What lines of the data hold the string "color"? Pull each one out.

Dataset records on visual material
-----

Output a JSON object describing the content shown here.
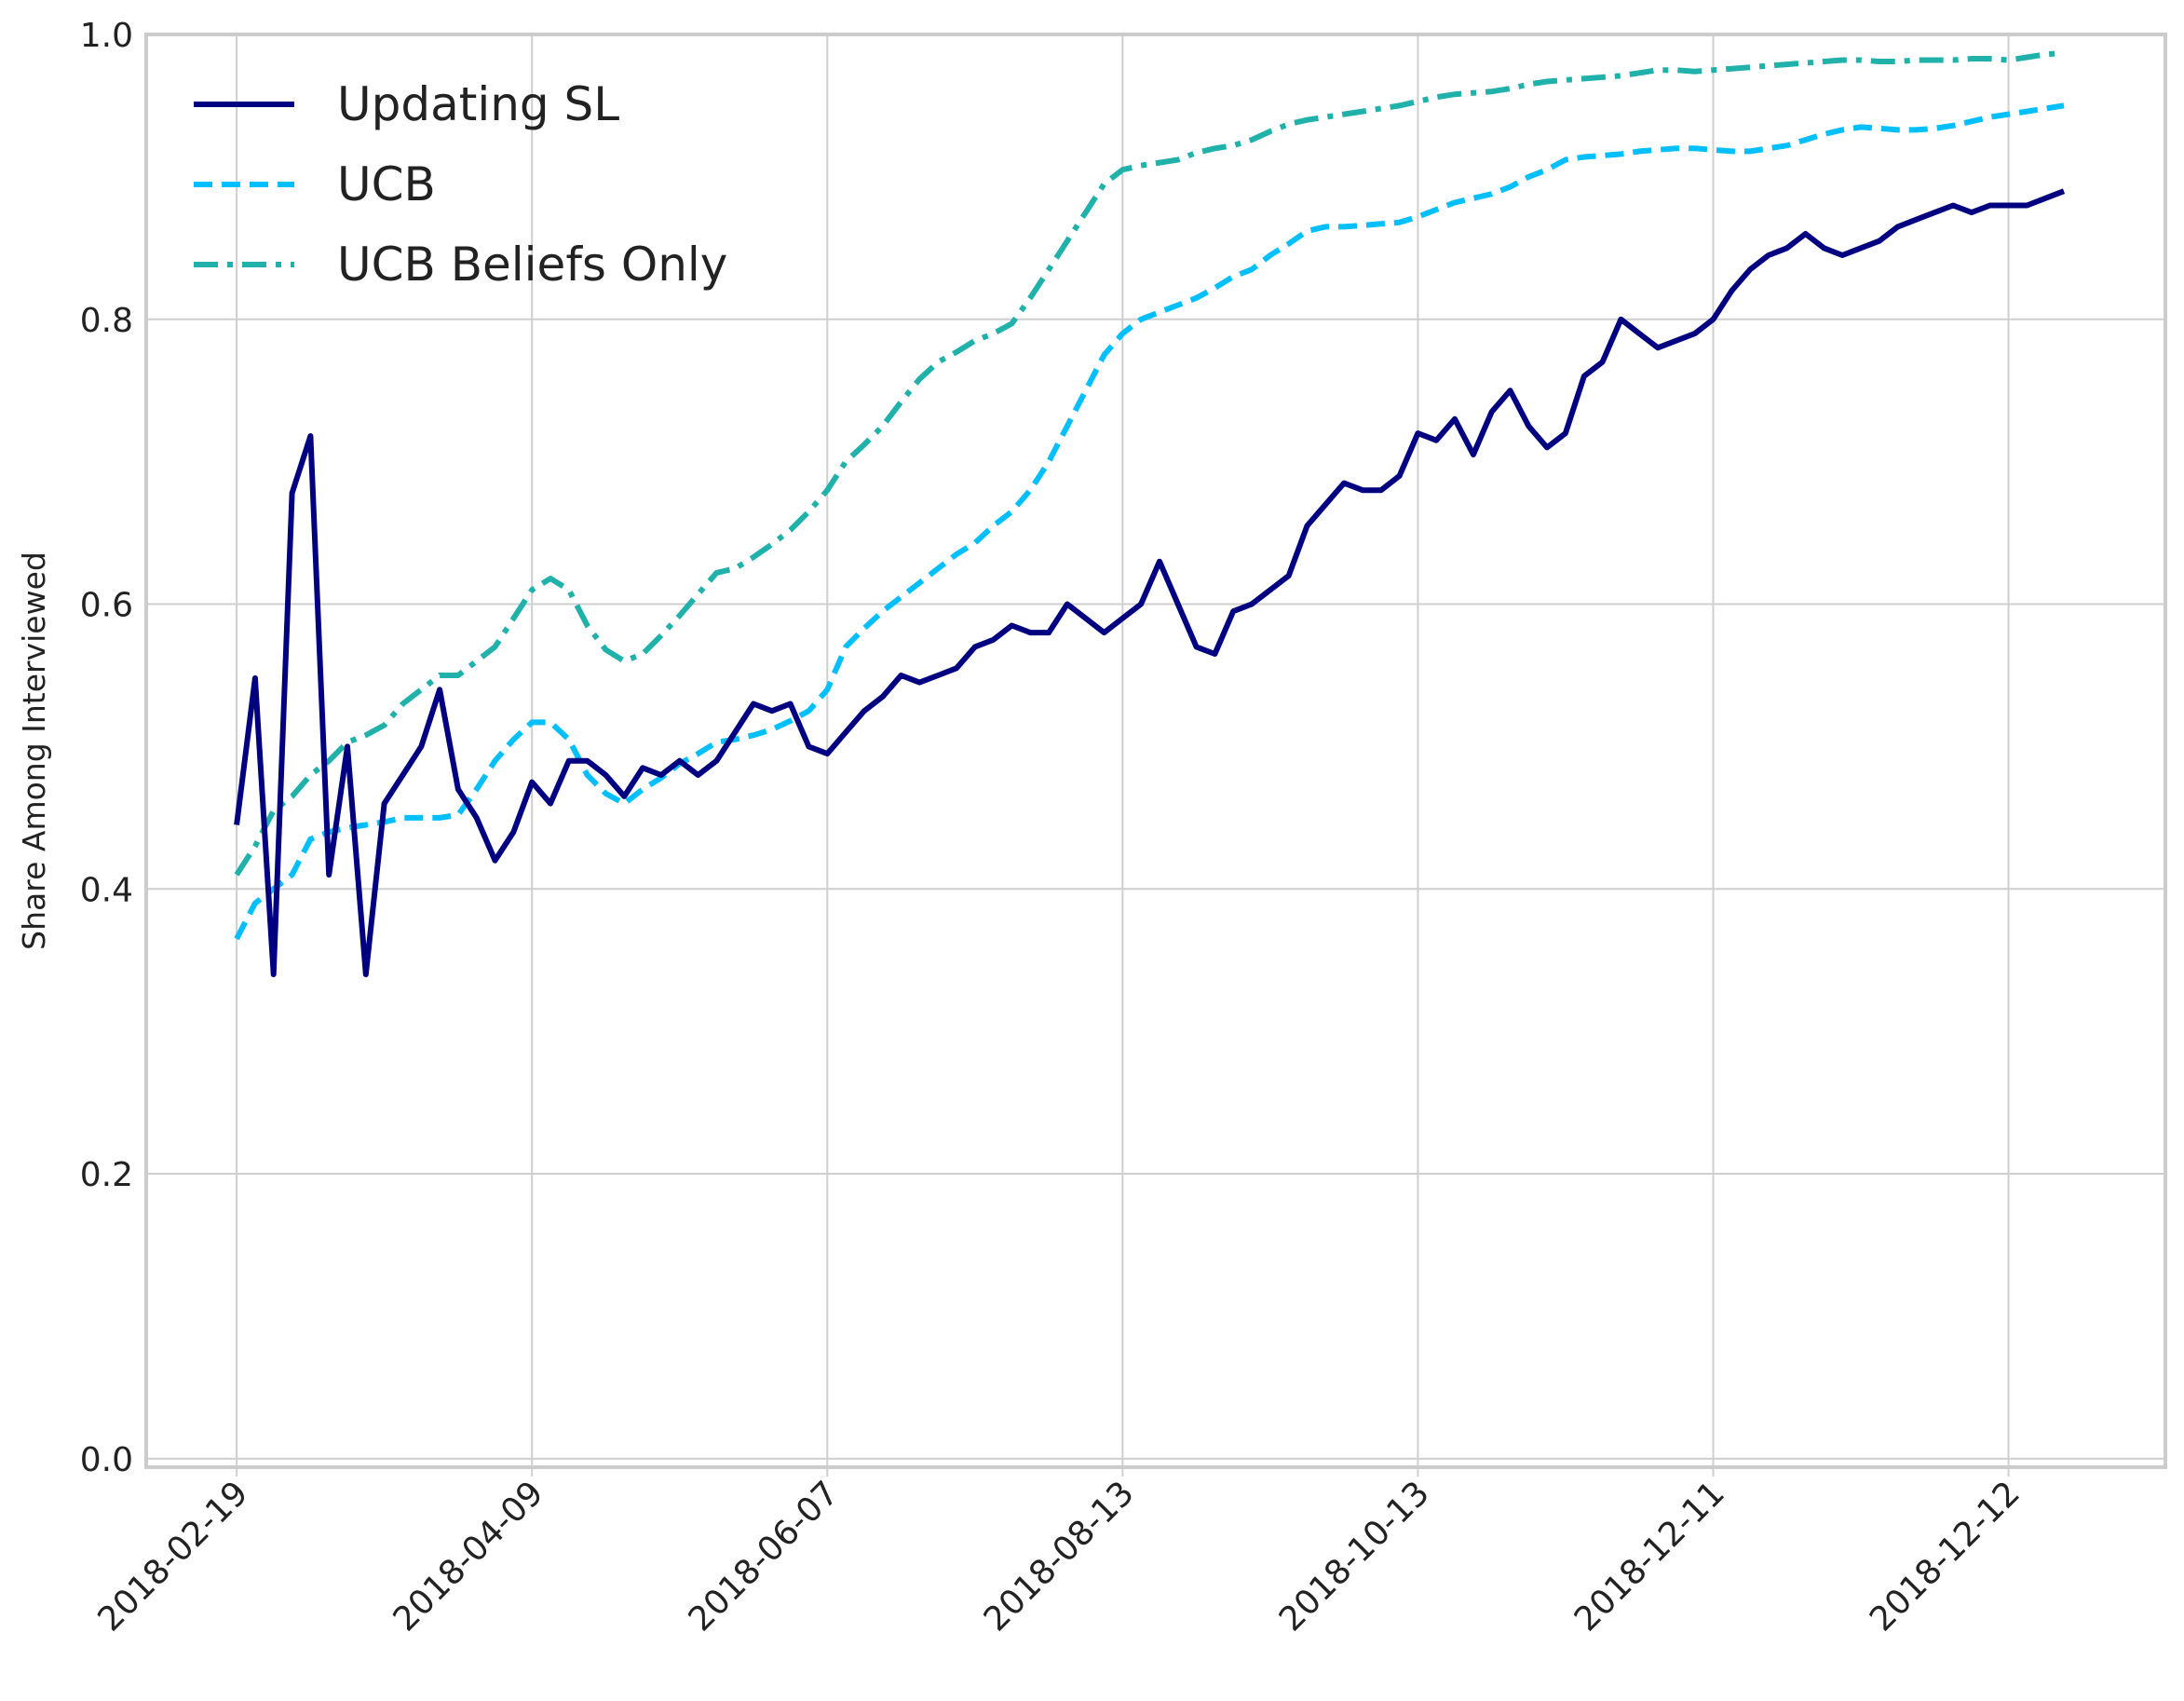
{
  "chart_data": {
    "type": "line",
    "y_label": "Share Among Interviewed",
    "xlim": [
      -4.9,
      104.5
    ],
    "xticks": [
      {
        "value": 0,
        "label": "2018-02-19"
      },
      {
        "value": 16,
        "label": "2018-04-09"
      },
      {
        "value": 32,
        "label": "2018-06-07"
      },
      {
        "value": 48,
        "label": "2018-08-13"
      },
      {
        "value": 64,
        "label": "2018-10-13"
      },
      {
        "value": 80,
        "label": "2018-12-11"
      },
      {
        "value": 96,
        "label": "2018-12-12"
      }
    ],
    "ylim": [
      -0.006,
      1.0
    ],
    "yticks": [
      {
        "value": 0,
        "label": "0.0"
      },
      0.2,
      0.4,
      0.6,
      0.8,
      {
        "value": 1,
        "label": "1.0"
      }
    ],
    "grid": true,
    "legend": "upper left",
    "series": [
      {
        "name": "Updating SL",
        "color": "#000080",
        "style": "solid",
        "values": [
          0.445,
          0.548,
          0.34,
          0.678,
          0.718,
          0.41,
          0.5,
          0.34,
          0.46,
          0.48,
          0.5,
          0.54,
          0.47,
          0.45,
          0.42,
          0.44,
          0.475,
          0.46,
          0.49,
          0.49,
          0.48,
          0.465,
          0.485,
          0.48,
          0.49,
          0.48,
          0.49,
          0.51,
          0.53,
          0.525,
          0.53,
          0.5,
          0.495,
          0.51,
          0.525,
          0.535,
          0.55,
          0.545,
          0.55,
          0.555,
          0.57,
          0.575,
          0.585,
          0.58,
          0.58,
          0.6,
          0.59,
          0.58,
          0.59,
          0.6,
          0.63,
          0.6,
          0.57,
          0.565,
          0.595,
          0.6,
          0.61,
          0.62,
          0.655,
          0.67,
          0.685,
          0.68,
          0.68,
          0.69,
          0.72,
          0.715,
          0.73,
          0.705,
          0.735,
          0.75,
          0.725,
          0.71,
          0.72,
          0.76,
          0.77,
          0.8,
          0.79,
          0.78,
          0.785,
          0.79,
          0.8,
          0.82,
          0.835,
          0.845,
          0.85,
          0.86,
          0.85,
          0.845,
          0.85,
          0.855,
          0.865,
          0.87,
          0.875,
          0.88,
          0.875,
          0.88,
          0.88,
          0.88,
          0.885,
          0.89
        ]
      },
      {
        "name": "UCB",
        "color": "#00bfff",
        "style": "dashed",
        "values": [
          0.365,
          0.39,
          0.4,
          0.41,
          0.435,
          0.44,
          0.443,
          0.445,
          0.447,
          0.45,
          0.45,
          0.45,
          0.452,
          0.47,
          0.49,
          0.505,
          0.517,
          0.517,
          0.505,
          0.48,
          0.467,
          0.46,
          0.47,
          0.478,
          0.488,
          0.495,
          0.503,
          0.505,
          0.508,
          0.512,
          0.518,
          0.525,
          0.54,
          0.57,
          0.583,
          0.595,
          0.605,
          0.615,
          0.625,
          0.635,
          0.643,
          0.655,
          0.665,
          0.68,
          0.7,
          0.725,
          0.75,
          0.775,
          0.79,
          0.8,
          0.805,
          0.81,
          0.815,
          0.822,
          0.83,
          0.835,
          0.845,
          0.853,
          0.862,
          0.865,
          0.865,
          0.866,
          0.867,
          0.868,
          0.872,
          0.877,
          0.882,
          0.885,
          0.888,
          0.893,
          0.9,
          0.905,
          0.912,
          0.914,
          0.915,
          0.916,
          0.918,
          0.919,
          0.92,
          0.92,
          0.919,
          0.918,
          0.918,
          0.92,
          0.922,
          0.926,
          0.93,
          0.933,
          0.935,
          0.934,
          0.933,
          0.933,
          0.934,
          0.936,
          0.939,
          0.942,
          0.944,
          0.946,
          0.948,
          0.95
        ]
      },
      {
        "name": "UCB Beliefs Only",
        "color": "#20b2aa",
        "style": "dashdot",
        "values": [
          0.41,
          0.43,
          0.455,
          0.465,
          0.48,
          0.49,
          0.503,
          0.508,
          0.515,
          0.53,
          0.54,
          0.55,
          0.55,
          0.56,
          0.57,
          0.59,
          0.61,
          0.618,
          0.61,
          0.585,
          0.568,
          0.56,
          0.565,
          0.578,
          0.592,
          0.607,
          0.622,
          0.625,
          0.633,
          0.642,
          0.652,
          0.665,
          0.68,
          0.7,
          0.712,
          0.725,
          0.742,
          0.758,
          0.77,
          0.777,
          0.785,
          0.79,
          0.797,
          0.815,
          0.835,
          0.855,
          0.875,
          0.895,
          0.905,
          0.908,
          0.91,
          0.912,
          0.917,
          0.92,
          0.922,
          0.926,
          0.932,
          0.937,
          0.94,
          0.942,
          0.944,
          0.946,
          0.948,
          0.95,
          0.953,
          0.956,
          0.958,
          0.959,
          0.96,
          0.962,
          0.965,
          0.967,
          0.968,
          0.969,
          0.97,
          0.971,
          0.973,
          0.975,
          0.975,
          0.974,
          0.975,
          0.976,
          0.977,
          0.978,
          0.979,
          0.98,
          0.981,
          0.982,
          0.982,
          0.981,
          0.981,
          0.982,
          0.982,
          0.982,
          0.983,
          0.983,
          0.982,
          0.984,
          0.986,
          0.987
        ]
      }
    ]
  }
}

-----

- **Answer below**:
        "color": "#000080",
        "color": "#00bfff",
        "color": "#20b2aa",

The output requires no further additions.